_Problem details_
Wherever the word "提升基层治理效能" shows up in a line, please copy that line.

_Supplied material_
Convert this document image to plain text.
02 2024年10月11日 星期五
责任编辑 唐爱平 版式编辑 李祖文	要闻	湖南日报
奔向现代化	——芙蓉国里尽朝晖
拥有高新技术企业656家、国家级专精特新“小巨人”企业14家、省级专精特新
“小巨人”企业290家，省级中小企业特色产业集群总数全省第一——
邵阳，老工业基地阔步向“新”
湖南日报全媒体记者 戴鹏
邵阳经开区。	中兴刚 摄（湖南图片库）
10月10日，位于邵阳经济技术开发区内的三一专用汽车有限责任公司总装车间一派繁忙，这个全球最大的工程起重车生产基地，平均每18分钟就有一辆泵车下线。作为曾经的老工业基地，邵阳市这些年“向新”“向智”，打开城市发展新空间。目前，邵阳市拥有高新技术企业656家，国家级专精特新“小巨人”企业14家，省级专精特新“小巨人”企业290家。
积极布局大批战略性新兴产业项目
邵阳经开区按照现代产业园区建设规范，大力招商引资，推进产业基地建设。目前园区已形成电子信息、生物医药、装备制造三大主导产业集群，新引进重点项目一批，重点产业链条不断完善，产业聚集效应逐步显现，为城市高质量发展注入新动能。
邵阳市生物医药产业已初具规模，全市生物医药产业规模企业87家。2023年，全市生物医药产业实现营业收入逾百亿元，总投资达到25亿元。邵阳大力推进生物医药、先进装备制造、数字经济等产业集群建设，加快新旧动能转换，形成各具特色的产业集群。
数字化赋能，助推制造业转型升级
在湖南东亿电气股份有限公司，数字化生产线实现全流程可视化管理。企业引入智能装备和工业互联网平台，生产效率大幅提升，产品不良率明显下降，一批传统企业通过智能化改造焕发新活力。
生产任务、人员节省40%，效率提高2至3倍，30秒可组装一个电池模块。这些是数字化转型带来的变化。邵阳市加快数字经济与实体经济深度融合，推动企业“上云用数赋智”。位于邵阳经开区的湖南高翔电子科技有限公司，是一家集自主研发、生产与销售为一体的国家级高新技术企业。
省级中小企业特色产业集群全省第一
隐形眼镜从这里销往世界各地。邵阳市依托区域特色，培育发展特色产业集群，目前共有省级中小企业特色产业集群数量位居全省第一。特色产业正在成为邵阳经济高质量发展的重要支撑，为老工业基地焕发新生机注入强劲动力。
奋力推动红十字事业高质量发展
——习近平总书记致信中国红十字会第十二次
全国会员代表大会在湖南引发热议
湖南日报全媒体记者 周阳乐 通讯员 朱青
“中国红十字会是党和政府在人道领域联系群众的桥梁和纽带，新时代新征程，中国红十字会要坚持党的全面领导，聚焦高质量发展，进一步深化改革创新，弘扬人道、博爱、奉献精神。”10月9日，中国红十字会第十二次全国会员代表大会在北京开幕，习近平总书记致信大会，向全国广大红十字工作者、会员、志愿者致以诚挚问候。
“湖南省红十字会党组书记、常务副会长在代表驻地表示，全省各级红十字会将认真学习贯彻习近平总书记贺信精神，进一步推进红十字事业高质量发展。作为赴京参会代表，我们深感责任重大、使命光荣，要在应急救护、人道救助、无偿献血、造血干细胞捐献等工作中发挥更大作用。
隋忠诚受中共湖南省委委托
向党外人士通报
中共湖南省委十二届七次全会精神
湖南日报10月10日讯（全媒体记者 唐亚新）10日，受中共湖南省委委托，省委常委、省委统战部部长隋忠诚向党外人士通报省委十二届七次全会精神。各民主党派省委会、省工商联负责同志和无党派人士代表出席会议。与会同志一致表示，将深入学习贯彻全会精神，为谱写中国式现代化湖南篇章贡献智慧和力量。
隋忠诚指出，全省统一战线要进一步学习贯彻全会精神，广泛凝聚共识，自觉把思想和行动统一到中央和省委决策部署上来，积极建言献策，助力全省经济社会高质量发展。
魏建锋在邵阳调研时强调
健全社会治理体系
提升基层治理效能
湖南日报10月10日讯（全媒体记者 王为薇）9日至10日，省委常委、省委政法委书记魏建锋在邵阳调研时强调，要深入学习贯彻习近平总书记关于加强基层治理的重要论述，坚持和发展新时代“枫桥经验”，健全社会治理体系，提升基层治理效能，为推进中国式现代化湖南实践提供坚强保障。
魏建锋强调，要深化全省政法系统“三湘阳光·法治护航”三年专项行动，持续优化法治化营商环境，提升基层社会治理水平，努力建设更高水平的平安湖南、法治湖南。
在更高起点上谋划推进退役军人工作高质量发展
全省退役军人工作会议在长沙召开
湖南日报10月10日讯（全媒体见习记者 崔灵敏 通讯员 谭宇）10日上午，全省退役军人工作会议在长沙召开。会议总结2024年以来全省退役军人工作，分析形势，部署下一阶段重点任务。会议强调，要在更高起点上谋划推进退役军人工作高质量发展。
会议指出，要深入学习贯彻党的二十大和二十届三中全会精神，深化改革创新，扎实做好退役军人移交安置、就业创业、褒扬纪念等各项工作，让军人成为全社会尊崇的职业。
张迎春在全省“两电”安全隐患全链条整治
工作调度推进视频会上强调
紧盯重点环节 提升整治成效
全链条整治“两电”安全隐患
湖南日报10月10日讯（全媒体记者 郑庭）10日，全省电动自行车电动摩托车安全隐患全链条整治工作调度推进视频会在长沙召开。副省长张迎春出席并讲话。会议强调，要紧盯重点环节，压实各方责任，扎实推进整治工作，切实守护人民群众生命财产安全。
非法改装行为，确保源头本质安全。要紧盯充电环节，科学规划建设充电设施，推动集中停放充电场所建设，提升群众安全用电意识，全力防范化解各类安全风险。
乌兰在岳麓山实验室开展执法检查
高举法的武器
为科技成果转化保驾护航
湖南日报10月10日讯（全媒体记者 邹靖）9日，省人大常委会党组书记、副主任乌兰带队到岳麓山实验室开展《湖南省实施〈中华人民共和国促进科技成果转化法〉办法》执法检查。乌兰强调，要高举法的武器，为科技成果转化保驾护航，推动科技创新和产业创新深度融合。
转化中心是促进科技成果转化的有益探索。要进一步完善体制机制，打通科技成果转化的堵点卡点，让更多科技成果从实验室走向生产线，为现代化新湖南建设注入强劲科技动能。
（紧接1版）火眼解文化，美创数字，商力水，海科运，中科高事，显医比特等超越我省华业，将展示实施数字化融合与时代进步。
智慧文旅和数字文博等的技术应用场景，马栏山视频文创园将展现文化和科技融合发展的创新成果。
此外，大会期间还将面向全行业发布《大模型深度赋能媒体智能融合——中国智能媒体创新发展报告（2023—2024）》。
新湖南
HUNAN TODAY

_Exercise output_
提升基层治理效能
湖南日报10月10日讯（全媒体记者 王为薇）9日至10日，省委常委、省委政法委书记魏建锋在邵阳调研时强调，要深入学习贯彻习近平总书记关于加强基层治理的重要论述，坚持和发展新时代“枫桥经验”，健全社会治理体系，提升基层治理效能，为推进中国式现代化湖南实践提供坚强保障。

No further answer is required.